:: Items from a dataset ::
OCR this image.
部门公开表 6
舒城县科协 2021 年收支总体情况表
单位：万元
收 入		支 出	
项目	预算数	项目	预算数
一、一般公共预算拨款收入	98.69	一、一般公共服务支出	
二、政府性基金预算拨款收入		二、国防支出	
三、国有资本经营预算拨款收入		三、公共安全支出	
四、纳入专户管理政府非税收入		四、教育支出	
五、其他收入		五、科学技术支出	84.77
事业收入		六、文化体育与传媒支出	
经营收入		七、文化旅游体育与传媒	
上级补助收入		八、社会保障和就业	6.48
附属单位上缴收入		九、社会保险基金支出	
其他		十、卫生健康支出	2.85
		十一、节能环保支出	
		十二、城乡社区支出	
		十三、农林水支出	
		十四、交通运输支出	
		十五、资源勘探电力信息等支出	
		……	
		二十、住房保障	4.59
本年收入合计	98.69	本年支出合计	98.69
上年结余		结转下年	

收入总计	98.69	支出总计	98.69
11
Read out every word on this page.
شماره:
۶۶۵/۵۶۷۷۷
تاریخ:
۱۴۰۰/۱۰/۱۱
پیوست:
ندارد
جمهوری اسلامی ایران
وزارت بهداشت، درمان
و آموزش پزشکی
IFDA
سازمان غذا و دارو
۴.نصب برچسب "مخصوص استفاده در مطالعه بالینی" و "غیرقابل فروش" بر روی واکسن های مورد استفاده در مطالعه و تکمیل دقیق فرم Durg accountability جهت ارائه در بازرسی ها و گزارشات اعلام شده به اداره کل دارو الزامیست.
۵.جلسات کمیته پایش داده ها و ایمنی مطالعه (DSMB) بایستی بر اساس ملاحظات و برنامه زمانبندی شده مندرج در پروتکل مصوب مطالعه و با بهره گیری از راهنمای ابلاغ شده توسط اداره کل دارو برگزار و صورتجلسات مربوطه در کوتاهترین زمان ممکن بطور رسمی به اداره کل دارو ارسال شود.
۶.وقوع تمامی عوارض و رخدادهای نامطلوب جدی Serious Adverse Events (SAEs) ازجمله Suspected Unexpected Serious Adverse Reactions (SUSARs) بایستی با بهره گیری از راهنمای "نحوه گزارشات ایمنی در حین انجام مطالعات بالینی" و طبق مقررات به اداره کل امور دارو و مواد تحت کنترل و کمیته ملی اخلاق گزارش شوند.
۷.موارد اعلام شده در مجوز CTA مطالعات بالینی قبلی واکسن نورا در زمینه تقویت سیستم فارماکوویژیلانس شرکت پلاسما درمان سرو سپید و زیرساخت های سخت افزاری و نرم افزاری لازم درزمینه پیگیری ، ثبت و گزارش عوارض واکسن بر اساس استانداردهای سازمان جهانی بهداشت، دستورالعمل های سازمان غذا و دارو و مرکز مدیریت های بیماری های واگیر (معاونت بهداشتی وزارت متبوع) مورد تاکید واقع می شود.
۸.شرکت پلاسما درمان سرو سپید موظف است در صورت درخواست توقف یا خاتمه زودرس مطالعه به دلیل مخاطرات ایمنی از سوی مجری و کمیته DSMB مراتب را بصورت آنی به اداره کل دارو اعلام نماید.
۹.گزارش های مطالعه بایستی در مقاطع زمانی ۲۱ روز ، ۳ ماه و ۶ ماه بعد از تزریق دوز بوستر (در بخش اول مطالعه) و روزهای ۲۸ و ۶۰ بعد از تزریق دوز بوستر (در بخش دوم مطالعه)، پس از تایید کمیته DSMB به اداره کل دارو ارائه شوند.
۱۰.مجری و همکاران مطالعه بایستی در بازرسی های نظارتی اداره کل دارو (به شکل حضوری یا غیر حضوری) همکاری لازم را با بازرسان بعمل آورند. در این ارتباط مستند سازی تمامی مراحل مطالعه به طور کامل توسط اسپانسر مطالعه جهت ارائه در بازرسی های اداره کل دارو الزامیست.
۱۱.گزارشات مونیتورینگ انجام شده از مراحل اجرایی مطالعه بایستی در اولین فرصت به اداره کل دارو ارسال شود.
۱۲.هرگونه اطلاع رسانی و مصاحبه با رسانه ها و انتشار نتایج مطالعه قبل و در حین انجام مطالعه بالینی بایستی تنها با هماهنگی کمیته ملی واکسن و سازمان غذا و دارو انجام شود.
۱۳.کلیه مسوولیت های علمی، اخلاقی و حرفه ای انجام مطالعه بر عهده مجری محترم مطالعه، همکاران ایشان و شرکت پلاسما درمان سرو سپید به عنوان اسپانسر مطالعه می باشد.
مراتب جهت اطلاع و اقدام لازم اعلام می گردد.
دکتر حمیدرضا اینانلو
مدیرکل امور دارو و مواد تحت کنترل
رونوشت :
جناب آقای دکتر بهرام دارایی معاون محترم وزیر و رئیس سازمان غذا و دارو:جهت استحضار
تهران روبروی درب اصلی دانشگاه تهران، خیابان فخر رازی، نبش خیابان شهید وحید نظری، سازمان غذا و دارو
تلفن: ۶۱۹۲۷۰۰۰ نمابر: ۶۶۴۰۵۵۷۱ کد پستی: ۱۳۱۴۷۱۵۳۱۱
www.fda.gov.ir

:: Task statement ::
Reproduce all of the records exactly.

:: Solution to this problem ::
OCR this image.
部门公开表 6
舒城县科协 2021 年收支总体情况表
单位：万元
收 入		支 出	
项目	预算数	项目	预算数
一、一般公共预算拨款收入	98.69	一、一般公共服务支出	
二、政府性基金预算拨款收入		二、国防支出	
三、国有资本经营预算拨款收入		三、公共安全支出	
四、纳入专户管理政府非税收入		四、教育支出	
五、其他收入		五、科学技术支出	84.77
事业收入		六、文化体育与传媒支出	
经营收入		七、文化旅游体育与传媒	
上级补助收入		八、社会保障和就业	6.48
附属单位上缴收入		九、社会保险基金支出	
其他		十、卫生健康支出	2.85
		十一、节能环保支出	
		十二、城乡社区支出	
		十三、农林水支出	
		十四、交通运输支出	
		十五、资源勘探电力信息等支出	
		……	
		二十、住房保障	4.59
本年收入合计	98.69	本年支出合计	98.69
上年结余		结转下年	

收入总计	98.69	支出总计	98.69
11
Read out every word on this page.
شماره:
۶۶۵/۵۶۷۷۷
تاریخ:
۱۴۰۰/۱۰/۱۱
پیوست:
ندارد
جمهوری اسلامی ایران
وزارت بهداشت، درمان
و آموزش پزشکی
IFDA
سازمان غذا و دارو
۴.نصب برچسب "مخصوص استفاده در مطالعه بالینی" و "غیرقابل فروش" بر روی واکسن های مورد استفاده در مطالعه و تکمیل دقیق فرم Durg accountability جهت ارائه در بازرسی ها و گزارشات اعلام شده به اداره کل دارو الزامیست.
۵.جلسات کمیته پایش داده ها و ایمنی مطالعه (DSMB) بایستی بر اساس ملاحظات و برنامه زمانبندی شده مندرج در پروتکل مصوب مطالعه و با بهره گیری از راهنمای ابلاغ شده توسط اداره کل دارو برگزار و صورتجلسات مربوطه در کوتاهترین زمان ممکن بطور رسمی به اداره کل دارو ارسال شود.
۶.وقوع تمامی عوارض و رخدادهای نامطلوب جدی Serious Adverse Events (SAEs) ازجمله Suspected Unexpected Serious Adverse Reactions (SUSARs) بایستی با بهره گیری از راهنمای "نحوه گزارشات ایمنی در حین انجام مطالعات بالینی" و طبق مقررات به اداره کل امور دارو و مواد تحت کنترل و کمیته ملی اخلاق گزارش شوند.
۷.موارد اعلام شده در مجوز CTA مطالعات بالینی قبلی واکسن نورا در زمینه تقویت سیستم فارماکوویژیلانس شرکت پلاسما درمان سرو سپید و زیرساخت های سخت افزاری و نرم افزاری لازم درزمینه پیگیری ، ثبت و گزارش عوارض واکسن بر اساس استانداردهای سازمان جهانی بهداشت، دستورالعمل های سازمان غذا و دارو و مرکز مدیریت های بیماری های واگیر (معاونت بهداشتی وزارت متبوع) مورد تاکید واقع می شود.
۸.شرکت پلاسما درمان سرو سپید موظف است در صورت درخواست توقف یا خاتمه زودرس مطالعه به دلیل مخاطرات ایمنی از سوی مجری و کمیته DSMB مراتب را بصورت آنی به اداره کل دارو اعلام نماید.
۹.گزارش های مطالعه بایستی در مقاطع زمانی ۲۱ روز ، ۳ ماه و ۶ ماه بعد از تزریق دوز بوستر (در بخش اول مطالعه) و روزهای ۲۸ و ۶۰ بعد از تزریق دوز بوستر (در بخش دوم مطالعه)، پس از تایید کمیته DSMB به اداره کل دارو ارائه شوند.
۱۰.مجری و همکاران مطالعه بایستی در بازرسی های نظارتی اداره کل دارو (به شکل حضوری یا غیر حضوری) همکاری لازم را با بازرسان بعمل آورند. در این ارتباط مستند سازی تمامی مراحل مطالعه به طور کامل توسط اسپانسر مطالعه جهت ارائه در بازرسی های اداره کل دارو الزامیست.
۱۱.گزارشات مونیتورینگ انجام شده از مراحل اجرایی مطالعه بایستی در اولین فرصت به اداره کل دارو ارسال شود.
۱۲.هرگونه اطلاع رسانی و مصاحبه با رسانه ها و انتشار نتایج مطالعه قبل و در حین انجام مطالعه بالینی بایستی تنها با هماهنگی کمیته ملی واکسن و سازمان غذا و دارو انجام شود.
۱۳.کلیه مسوولیت های علمی، اخلاقی و حرفه ای انجام مطالعه بر عهده مجری محترم مطالعه، همکاران ایشان و شرکت پلاسما درمان سرو سپید به عنوان اسپانسر مطالعه می باشد.
مراتب جهت اطلاع و اقدام لازم اعلام می گردد.
دکتر حمیدرضا اینانلو
مدیرکل امور دارو و مواد تحت کنترل
رونوشت :
جناب آقای دکتر بهرام دارایی معاون محترم وزیر و رئیس سازمان غذا و دارو:جهت استحضار
تهران روبروی درب اصلی دانشگاه تهران، خیابان فخر رازی، نبش خیابان شهید وحید نظری، سازمان غذا و دارو
تلفن: ۶۱۹۲۷۰۰۰ نمابر: ۶۶۴۰۵۵۷۱ کد پستی: ۱۳۱۴۷۱۵۳۱۱
www.fda.gov.ir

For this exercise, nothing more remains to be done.